[Figure content listings]
************
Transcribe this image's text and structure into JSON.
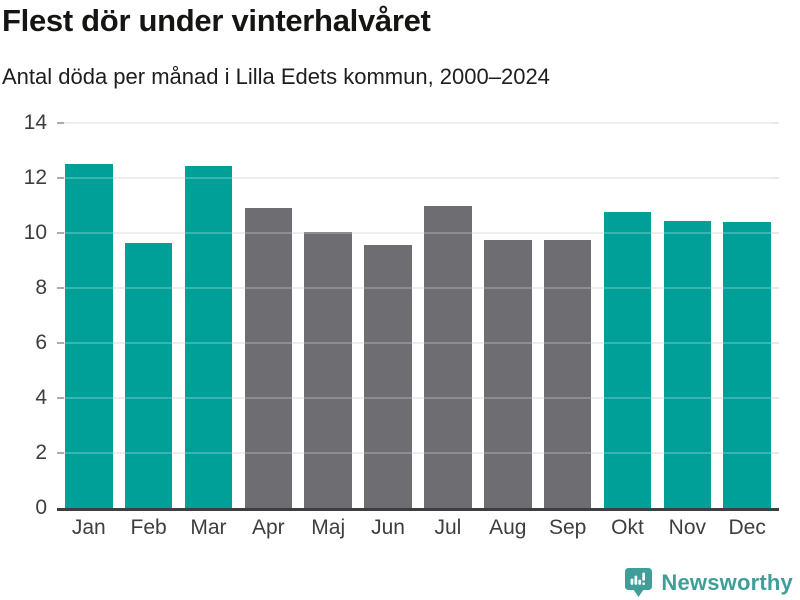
{
  "header": {
    "title": "Flest dör under vinterhalvåret",
    "subtitle": "Antal döda per månad i Lilla Edets kommun, 2000–2024"
  },
  "chart_data": {
    "type": "bar",
    "title": "Flest dör under vinterhalvåret",
    "subtitle": "Antal döda per månad i Lilla Edets kommun, 2000–2024",
    "categories": [
      "Jan",
      "Feb",
      "Mar",
      "Apr",
      "Maj",
      "Jun",
      "Jul",
      "Aug",
      "Sep",
      "Okt",
      "Nov",
      "Dec"
    ],
    "values": [
      12.5,
      9.65,
      12.45,
      10.9,
      10.05,
      9.55,
      11.0,
      9.75,
      9.75,
      10.75,
      10.45,
      10.4
    ],
    "bar_colors": [
      "highlight",
      "highlight",
      "highlight",
      "muted",
      "muted",
      "muted",
      "muted",
      "muted",
      "muted",
      "highlight",
      "highlight",
      "highlight"
    ],
    "xlabel": "",
    "ylabel": "",
    "ylim": [
      0,
      14
    ],
    "yticks": [
      0,
      2,
      4,
      6,
      8,
      10,
      12,
      14
    ],
    "grid": true,
    "legend_position": "none"
  },
  "colors": {
    "highlight": "#00a099",
    "muted": "#6e6d72",
    "grid": "#e9e9e9",
    "tick": "#ababab",
    "axis": "#3c3f42",
    "label": "#3e3e3e",
    "logo": "#3f9e97"
  },
  "branding": {
    "logo_text": "Newsworthy",
    "logo_icon": "bar-chart-speech-bubble-icon"
  }
}
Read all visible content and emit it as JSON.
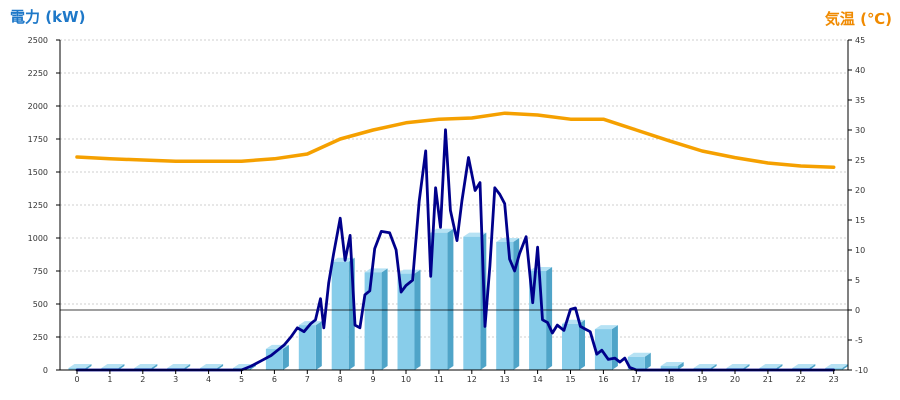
{
  "chart_data": {
    "type": "bar+line",
    "left_axis": {
      "title": "電力 (kW)",
      "ylim": [
        0,
        2500
      ],
      "ticks": [
        0,
        250,
        500,
        750,
        1000,
        1250,
        1500,
        1750,
        2000,
        2250,
        2500
      ],
      "tick_labels": [
        "0",
        "250",
        "500",
        "750",
        "1000",
        "1250",
        "1500",
        "1750",
        "2000",
        "2250",
        "2500"
      ]
    },
    "right_axis": {
      "title": "気温 (℃)",
      "ylim": [
        -10,
        45
      ],
      "ticks": [
        -10,
        -5,
        0,
        5,
        10,
        15,
        20,
        25,
        30,
        35,
        40,
        45
      ],
      "tick_labels": [
        "-10",
        "-5",
        "0",
        "5",
        "10",
        "15",
        "20",
        "25",
        "30",
        "35",
        "40",
        "45"
      ]
    },
    "categories": [
      "0",
      "1",
      "2",
      "3",
      "4",
      "5",
      "6",
      "7",
      "8",
      "9",
      "10",
      "11",
      "12",
      "13",
      "14",
      "15",
      "16",
      "17",
      "18",
      "19",
      "20",
      "21",
      "22",
      "23"
    ],
    "series": [
      {
        "kind": "bar",
        "axis": "left",
        "values": [
          15,
          15,
          15,
          15,
          15,
          15,
          160,
          340,
          820,
          740,
          730,
          1040,
          1010,
          970,
          750,
          350,
          310,
          100,
          30,
          15,
          15,
          15,
          15,
          15
        ]
      },
      {
        "kind": "line",
        "axis": "left",
        "x": [
          0,
          1,
          2,
          3,
          4,
          5,
          5.3,
          5.6,
          5.9,
          6.1,
          6.3,
          6.5,
          6.7,
          6.9,
          7.1,
          7.25,
          7.4,
          7.5,
          7.65,
          7.8,
          8.0,
          8.15,
          8.3,
          8.45,
          8.6,
          8.75,
          8.9,
          9.05,
          9.25,
          9.5,
          9.7,
          9.85,
          10.0,
          10.2,
          10.4,
          10.6,
          10.75,
          10.9,
          11.05,
          11.2,
          11.35,
          11.55,
          11.7,
          11.9,
          12.1,
          12.25,
          12.4,
          12.55,
          12.7,
          12.85,
          13.0,
          13.15,
          13.3,
          13.45,
          13.65,
          13.85,
          14.0,
          14.15,
          14.3,
          14.45,
          14.6,
          14.8,
          15.0,
          15.15,
          15.3,
          15.45,
          15.6,
          15.8,
          15.95,
          16.15,
          16.35,
          16.5,
          16.65,
          16.8,
          17.0,
          17.2,
          17.4,
          17.6,
          17.8,
          18,
          19,
          20,
          21,
          22,
          23
        ],
        "values": [
          0,
          0,
          0,
          0,
          0,
          0,
          30,
          70,
          110,
          150,
          190,
          250,
          320,
          290,
          350,
          380,
          540,
          320,
          660,
          880,
          1150,
          830,
          1020,
          340,
          320,
          570,
          600,
          920,
          1050,
          1040,
          910,
          590,
          640,
          680,
          1280,
          1660,
          710,
          1380,
          1080,
          1820,
          1210,
          980,
          1280,
          1610,
          1360,
          1420,
          330,
          790,
          1380,
          1330,
          1260,
          840,
          750,
          880,
          1010,
          510,
          930,
          380,
          360,
          280,
          340,
          300,
          460,
          470,
          330,
          310,
          290,
          120,
          150,
          80,
          90,
          60,
          90,
          20,
          0,
          0,
          0,
          0,
          0,
          0,
          0,
          0,
          0,
          0,
          0
        ]
      },
      {
        "kind": "line",
        "axis": "right",
        "values": [
          25.5,
          25.2,
          25.0,
          24.8,
          24.8,
          24.8,
          25.2,
          26.0,
          28.5,
          30.0,
          31.2,
          31.8,
          32.0,
          32.8,
          32.5,
          31.8,
          31.8,
          30.0,
          28.2,
          26.5,
          25.4,
          24.5,
          24.0,
          23.8
        ]
      }
    ],
    "reference_line": {
      "axis": "right",
      "value": 0
    },
    "grid": {
      "horizontal": true,
      "vertical": false
    },
    "colors": {
      "bar_front": "#88cdea",
      "bar_side": "#4fa4c8",
      "bar_top": "#b6e2f4",
      "power_line": "#00008b",
      "temp_line": "#f5a000",
      "left_title": "#1e78c8",
      "right_title": "#f08a00",
      "grid": "#c0c0c0",
      "axis": "#000000"
    }
  }
}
************
Filter the data, keeping only the lines that contain "grid".

    "grid": true,
    "grid": "#e9e9e9",
    "grid": {
      "grid": "#c0c0c0",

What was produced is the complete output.